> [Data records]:
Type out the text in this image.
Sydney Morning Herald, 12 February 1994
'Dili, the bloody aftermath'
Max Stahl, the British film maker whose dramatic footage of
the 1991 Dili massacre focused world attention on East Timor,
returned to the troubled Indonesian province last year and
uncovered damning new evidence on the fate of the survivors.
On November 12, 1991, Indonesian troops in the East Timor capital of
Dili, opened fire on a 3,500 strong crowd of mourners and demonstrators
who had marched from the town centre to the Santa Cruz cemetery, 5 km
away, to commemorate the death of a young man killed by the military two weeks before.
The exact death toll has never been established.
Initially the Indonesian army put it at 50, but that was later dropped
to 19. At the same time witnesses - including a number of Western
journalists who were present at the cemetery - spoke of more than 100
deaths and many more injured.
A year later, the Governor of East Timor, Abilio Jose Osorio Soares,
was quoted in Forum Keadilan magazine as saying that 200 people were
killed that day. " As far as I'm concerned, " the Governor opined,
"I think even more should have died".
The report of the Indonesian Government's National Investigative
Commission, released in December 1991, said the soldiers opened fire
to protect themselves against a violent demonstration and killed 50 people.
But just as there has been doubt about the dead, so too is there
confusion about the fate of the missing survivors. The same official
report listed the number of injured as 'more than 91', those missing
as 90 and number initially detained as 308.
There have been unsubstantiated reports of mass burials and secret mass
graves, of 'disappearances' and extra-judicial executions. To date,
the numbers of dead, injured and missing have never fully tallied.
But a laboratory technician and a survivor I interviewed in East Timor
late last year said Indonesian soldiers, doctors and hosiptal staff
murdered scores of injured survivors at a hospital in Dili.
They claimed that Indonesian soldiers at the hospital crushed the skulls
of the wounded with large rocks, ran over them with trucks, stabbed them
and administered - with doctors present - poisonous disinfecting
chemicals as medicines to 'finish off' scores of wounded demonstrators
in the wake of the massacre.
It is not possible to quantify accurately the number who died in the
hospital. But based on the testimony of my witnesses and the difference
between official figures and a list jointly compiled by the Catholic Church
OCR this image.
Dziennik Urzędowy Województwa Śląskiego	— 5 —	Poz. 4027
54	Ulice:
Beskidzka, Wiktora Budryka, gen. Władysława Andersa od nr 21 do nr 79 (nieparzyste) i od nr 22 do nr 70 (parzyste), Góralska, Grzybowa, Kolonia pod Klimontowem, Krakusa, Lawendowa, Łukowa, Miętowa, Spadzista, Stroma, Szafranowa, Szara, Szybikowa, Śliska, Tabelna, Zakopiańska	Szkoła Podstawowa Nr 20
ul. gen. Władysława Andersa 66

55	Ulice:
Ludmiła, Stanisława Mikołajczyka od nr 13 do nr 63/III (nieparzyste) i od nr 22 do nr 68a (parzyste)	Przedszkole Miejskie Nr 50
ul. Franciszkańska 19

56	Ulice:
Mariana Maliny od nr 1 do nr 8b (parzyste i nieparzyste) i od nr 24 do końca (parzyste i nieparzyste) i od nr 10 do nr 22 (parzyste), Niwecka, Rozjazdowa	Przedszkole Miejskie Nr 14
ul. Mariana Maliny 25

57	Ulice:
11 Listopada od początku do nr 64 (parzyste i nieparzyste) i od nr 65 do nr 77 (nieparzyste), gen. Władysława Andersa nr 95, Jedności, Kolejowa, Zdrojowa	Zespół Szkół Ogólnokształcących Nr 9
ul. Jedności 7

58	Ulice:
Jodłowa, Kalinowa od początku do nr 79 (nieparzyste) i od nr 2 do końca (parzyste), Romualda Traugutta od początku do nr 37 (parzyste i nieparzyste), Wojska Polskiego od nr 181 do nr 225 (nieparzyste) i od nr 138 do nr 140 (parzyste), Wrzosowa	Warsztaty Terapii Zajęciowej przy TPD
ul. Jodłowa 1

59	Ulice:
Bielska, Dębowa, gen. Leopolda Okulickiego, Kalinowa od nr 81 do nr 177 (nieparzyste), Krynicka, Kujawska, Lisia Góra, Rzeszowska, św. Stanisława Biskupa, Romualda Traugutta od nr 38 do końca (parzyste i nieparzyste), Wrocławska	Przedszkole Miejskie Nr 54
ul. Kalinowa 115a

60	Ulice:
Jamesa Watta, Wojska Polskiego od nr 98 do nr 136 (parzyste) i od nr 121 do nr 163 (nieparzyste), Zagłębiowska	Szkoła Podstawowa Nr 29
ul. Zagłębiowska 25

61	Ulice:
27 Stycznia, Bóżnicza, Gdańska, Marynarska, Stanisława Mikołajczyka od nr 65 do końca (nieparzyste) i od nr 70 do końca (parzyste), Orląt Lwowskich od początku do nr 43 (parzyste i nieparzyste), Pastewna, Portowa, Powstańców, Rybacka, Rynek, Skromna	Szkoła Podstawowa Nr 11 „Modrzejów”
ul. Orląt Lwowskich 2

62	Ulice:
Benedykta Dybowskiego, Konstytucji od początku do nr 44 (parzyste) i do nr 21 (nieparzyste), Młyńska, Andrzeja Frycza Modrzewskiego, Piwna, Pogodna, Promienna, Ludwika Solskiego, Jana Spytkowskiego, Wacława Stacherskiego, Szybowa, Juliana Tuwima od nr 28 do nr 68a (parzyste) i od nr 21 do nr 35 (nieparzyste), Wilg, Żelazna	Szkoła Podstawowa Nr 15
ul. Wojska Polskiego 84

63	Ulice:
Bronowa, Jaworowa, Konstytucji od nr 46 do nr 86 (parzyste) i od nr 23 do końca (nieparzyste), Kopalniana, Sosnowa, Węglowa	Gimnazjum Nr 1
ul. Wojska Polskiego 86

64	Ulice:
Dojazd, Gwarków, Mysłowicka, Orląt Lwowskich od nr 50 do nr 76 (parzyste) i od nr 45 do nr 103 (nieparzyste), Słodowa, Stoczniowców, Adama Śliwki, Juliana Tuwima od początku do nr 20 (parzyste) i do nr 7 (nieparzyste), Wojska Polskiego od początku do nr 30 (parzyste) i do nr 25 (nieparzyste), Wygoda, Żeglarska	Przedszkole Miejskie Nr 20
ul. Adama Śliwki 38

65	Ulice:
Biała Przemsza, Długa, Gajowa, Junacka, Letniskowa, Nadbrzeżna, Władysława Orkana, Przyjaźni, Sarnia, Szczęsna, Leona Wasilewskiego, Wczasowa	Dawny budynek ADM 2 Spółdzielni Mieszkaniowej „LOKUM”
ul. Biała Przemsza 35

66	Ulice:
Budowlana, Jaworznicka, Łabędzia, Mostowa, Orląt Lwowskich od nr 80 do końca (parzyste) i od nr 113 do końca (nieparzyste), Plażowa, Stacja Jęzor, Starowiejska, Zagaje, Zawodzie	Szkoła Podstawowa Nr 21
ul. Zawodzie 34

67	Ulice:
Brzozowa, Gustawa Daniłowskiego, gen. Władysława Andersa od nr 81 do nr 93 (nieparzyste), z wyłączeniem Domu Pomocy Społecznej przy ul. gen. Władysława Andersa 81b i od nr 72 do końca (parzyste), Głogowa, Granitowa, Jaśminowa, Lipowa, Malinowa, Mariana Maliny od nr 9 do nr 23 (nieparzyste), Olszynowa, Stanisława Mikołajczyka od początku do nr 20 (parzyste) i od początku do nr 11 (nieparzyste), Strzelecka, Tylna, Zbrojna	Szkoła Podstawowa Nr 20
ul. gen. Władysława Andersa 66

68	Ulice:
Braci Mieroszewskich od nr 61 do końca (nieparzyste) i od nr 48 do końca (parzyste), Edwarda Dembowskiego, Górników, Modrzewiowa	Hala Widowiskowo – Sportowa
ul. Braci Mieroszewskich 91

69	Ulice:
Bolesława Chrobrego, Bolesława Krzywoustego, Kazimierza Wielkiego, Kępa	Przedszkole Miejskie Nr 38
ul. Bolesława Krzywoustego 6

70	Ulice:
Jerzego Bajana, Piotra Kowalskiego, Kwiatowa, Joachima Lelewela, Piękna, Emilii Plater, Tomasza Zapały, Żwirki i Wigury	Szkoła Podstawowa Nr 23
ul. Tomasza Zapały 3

> [JOB]:
How many lines in the listing contain "Timor"? Answer with the number alone.

> [EXERCISE OUTPUT]:
4